◆ **Records shown**:
* * * * *
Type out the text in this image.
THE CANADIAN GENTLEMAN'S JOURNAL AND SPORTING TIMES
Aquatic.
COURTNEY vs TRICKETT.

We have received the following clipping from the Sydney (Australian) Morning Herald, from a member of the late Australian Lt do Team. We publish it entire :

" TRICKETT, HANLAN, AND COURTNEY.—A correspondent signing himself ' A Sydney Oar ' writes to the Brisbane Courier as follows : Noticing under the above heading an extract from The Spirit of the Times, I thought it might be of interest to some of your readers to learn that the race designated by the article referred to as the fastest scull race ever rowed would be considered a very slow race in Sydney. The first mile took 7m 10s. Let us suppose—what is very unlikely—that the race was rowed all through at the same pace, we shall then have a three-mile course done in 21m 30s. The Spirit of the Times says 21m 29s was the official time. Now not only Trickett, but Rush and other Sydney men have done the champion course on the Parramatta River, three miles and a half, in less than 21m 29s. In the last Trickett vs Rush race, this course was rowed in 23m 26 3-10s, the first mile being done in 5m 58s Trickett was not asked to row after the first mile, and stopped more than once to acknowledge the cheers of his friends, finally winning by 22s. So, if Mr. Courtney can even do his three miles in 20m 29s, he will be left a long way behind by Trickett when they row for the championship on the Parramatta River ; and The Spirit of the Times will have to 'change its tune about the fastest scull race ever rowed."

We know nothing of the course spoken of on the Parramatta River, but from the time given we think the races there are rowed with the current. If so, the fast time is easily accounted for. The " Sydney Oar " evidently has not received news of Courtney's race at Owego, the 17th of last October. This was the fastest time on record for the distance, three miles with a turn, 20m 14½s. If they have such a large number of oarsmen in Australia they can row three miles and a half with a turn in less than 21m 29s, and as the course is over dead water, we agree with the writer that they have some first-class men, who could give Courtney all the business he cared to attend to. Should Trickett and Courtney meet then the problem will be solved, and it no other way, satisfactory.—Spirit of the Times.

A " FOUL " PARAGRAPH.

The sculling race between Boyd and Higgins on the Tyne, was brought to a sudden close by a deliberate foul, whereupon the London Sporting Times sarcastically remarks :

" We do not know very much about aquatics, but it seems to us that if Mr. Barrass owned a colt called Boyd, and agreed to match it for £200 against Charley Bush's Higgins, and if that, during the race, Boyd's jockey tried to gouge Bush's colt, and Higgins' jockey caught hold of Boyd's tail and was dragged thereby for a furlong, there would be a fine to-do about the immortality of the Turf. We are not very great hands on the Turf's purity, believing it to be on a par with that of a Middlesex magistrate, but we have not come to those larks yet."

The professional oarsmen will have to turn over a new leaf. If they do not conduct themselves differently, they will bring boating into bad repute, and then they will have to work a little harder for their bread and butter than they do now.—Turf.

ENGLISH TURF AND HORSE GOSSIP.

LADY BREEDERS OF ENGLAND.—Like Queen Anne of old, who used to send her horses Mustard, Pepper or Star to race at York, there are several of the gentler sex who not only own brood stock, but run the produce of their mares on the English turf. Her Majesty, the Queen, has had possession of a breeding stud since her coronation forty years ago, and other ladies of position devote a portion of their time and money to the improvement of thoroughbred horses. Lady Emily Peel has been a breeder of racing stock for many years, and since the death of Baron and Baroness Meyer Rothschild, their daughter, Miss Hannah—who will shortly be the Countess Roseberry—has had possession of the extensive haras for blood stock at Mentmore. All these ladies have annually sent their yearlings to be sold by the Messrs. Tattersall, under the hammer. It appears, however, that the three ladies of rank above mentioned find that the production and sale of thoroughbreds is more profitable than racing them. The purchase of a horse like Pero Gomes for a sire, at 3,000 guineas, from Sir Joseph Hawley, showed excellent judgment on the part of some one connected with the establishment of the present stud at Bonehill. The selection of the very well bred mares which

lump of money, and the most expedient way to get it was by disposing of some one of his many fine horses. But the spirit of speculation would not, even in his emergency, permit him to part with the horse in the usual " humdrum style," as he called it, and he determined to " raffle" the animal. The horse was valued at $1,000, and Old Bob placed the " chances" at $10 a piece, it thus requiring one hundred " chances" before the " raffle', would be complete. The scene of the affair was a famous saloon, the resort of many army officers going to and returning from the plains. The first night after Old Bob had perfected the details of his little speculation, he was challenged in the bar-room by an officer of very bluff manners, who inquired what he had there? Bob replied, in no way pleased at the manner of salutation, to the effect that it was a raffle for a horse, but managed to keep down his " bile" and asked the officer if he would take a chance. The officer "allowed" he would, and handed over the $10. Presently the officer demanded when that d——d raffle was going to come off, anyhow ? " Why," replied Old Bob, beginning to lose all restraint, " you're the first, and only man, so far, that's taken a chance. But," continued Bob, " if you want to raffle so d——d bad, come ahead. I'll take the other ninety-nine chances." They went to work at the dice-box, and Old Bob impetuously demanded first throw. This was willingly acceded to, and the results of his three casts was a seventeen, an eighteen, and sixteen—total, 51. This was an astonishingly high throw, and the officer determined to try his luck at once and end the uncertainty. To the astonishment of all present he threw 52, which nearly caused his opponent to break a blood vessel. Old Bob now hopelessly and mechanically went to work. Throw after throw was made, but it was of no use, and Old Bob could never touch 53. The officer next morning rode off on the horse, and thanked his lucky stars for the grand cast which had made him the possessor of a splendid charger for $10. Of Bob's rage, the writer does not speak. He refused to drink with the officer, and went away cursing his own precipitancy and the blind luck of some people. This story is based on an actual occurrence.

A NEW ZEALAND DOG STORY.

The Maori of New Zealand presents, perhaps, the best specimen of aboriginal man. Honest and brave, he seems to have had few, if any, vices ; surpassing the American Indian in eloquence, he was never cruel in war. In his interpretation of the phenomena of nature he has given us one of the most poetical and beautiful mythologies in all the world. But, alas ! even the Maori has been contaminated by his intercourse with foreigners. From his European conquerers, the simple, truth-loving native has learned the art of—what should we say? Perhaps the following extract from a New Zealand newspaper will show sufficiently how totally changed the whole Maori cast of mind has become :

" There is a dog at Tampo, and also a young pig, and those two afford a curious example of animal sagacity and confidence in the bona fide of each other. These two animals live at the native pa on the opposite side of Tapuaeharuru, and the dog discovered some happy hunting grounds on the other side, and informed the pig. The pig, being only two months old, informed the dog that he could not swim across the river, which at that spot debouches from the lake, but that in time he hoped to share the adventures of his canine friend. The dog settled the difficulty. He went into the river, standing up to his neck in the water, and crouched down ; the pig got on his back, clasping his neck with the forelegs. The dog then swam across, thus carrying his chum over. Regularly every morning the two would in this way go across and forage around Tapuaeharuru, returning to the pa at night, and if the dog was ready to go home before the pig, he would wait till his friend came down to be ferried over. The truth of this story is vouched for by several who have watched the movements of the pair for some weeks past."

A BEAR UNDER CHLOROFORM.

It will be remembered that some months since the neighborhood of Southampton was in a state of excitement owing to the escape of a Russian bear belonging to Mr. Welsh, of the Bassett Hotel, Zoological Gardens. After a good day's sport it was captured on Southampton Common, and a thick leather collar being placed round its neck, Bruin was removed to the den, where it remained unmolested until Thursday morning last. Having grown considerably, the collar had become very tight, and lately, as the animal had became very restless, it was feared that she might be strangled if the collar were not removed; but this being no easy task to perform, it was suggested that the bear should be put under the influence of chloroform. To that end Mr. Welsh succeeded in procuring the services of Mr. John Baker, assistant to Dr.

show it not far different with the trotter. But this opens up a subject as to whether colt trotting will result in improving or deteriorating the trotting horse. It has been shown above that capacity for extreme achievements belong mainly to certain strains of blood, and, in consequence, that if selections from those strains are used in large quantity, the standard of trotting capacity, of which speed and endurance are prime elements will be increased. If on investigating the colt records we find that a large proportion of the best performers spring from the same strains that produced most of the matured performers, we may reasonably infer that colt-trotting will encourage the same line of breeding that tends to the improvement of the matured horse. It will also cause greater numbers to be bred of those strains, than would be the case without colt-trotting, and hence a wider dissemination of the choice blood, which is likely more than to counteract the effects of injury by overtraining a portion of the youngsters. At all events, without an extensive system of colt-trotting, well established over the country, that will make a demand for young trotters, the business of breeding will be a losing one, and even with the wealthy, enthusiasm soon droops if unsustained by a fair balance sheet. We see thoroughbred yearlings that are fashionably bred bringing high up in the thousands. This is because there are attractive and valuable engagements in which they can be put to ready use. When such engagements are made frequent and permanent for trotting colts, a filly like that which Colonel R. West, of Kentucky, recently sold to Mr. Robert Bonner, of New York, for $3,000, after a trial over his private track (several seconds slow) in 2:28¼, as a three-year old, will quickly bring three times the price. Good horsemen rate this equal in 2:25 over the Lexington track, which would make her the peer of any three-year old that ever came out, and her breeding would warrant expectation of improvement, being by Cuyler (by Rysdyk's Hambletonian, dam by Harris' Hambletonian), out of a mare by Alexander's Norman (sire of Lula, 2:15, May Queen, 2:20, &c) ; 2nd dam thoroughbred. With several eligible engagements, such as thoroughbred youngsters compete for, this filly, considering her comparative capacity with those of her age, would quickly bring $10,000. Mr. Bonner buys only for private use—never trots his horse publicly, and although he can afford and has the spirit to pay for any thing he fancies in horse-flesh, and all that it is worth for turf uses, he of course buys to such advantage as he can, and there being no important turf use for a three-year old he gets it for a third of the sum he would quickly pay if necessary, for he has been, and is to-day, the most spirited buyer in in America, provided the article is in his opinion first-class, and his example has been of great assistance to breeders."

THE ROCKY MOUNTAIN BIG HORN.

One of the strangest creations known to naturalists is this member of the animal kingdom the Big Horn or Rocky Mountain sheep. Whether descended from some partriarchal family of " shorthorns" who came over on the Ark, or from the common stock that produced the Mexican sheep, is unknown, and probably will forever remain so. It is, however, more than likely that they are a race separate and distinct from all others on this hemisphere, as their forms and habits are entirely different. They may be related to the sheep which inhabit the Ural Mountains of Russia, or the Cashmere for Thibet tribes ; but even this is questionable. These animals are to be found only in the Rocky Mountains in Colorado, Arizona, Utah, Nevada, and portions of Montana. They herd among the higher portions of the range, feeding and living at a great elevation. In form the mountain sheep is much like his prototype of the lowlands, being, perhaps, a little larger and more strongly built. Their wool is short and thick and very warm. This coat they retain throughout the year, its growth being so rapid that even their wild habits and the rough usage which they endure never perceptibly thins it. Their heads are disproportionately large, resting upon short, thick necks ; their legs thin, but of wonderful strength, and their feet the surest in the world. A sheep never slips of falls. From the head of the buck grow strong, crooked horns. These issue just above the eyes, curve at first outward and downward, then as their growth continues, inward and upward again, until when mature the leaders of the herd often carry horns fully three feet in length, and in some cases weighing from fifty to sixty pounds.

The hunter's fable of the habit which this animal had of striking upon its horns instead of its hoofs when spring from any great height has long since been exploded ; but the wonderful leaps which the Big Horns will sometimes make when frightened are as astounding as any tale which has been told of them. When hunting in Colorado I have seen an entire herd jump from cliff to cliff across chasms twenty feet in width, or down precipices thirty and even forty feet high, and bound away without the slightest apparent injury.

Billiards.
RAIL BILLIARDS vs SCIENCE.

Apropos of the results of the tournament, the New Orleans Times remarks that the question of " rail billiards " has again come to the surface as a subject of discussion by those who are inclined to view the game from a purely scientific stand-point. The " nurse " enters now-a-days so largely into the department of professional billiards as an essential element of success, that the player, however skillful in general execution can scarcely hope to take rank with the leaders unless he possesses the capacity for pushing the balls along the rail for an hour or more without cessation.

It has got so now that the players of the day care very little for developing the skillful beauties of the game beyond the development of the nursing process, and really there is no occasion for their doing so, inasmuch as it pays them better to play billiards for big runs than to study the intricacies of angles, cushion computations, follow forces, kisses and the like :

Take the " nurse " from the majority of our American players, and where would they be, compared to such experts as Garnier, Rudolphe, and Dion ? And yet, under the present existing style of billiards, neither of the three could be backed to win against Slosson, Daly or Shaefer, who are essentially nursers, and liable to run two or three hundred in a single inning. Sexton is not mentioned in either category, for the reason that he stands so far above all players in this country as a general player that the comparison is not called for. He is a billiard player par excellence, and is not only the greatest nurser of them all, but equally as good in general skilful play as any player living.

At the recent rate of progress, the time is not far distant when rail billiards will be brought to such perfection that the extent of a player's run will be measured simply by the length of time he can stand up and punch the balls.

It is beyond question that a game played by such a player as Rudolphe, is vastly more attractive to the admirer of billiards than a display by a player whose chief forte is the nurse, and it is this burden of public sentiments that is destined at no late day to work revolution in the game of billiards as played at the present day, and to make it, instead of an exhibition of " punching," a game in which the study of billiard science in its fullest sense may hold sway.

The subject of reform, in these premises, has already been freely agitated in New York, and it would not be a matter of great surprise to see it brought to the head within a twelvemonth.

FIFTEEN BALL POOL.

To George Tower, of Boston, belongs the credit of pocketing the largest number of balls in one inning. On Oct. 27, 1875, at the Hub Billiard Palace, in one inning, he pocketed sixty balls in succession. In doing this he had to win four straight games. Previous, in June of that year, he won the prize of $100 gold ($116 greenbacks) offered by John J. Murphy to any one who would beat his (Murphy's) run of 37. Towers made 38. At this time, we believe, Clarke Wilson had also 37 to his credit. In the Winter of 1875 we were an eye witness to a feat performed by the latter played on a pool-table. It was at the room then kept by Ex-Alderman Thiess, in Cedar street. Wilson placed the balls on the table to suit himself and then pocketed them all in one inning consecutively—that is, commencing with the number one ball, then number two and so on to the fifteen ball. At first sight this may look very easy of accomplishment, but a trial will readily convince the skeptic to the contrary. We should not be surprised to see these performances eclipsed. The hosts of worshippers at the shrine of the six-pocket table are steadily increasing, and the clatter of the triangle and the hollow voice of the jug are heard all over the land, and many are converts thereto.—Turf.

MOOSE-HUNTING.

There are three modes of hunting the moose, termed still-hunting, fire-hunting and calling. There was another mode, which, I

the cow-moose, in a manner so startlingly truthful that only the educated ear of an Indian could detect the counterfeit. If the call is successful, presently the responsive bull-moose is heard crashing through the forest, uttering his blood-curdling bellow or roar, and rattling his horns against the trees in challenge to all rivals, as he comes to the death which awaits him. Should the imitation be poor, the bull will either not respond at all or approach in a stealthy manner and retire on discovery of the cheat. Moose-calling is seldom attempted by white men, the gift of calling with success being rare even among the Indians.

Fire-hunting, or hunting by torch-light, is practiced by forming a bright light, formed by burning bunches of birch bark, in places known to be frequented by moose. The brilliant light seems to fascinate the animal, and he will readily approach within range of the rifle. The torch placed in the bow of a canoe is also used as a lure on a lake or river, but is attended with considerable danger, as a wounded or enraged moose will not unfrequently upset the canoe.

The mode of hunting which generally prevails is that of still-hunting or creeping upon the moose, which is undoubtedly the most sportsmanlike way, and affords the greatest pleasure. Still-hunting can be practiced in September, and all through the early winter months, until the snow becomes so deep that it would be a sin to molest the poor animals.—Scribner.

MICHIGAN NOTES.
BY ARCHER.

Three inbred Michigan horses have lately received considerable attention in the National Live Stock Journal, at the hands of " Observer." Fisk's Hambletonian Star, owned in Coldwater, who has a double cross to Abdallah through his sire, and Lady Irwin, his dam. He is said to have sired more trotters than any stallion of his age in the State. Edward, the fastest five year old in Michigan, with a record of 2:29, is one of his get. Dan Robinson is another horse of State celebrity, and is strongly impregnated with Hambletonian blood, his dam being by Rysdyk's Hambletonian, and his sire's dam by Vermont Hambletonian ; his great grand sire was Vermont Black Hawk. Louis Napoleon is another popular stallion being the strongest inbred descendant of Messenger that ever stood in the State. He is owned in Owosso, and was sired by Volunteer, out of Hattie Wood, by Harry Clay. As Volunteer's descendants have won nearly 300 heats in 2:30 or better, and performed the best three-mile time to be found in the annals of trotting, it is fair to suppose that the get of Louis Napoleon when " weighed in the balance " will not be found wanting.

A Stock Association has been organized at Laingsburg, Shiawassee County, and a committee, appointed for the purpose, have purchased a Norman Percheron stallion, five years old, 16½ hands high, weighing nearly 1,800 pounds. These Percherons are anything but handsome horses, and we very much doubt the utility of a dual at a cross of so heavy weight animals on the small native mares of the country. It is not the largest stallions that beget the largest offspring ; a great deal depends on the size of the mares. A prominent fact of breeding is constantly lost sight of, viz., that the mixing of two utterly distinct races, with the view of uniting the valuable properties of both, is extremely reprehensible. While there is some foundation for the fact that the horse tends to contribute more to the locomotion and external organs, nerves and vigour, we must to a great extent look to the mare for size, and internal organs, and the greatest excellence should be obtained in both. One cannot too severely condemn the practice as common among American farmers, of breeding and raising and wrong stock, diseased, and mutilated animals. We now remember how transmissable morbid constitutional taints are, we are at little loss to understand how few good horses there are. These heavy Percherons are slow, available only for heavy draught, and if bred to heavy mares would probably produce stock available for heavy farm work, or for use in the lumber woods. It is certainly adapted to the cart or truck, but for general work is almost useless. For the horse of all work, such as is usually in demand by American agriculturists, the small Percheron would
* * * * *
In the records above, how many lines contain the word "Colorado"? Give the number alone.

2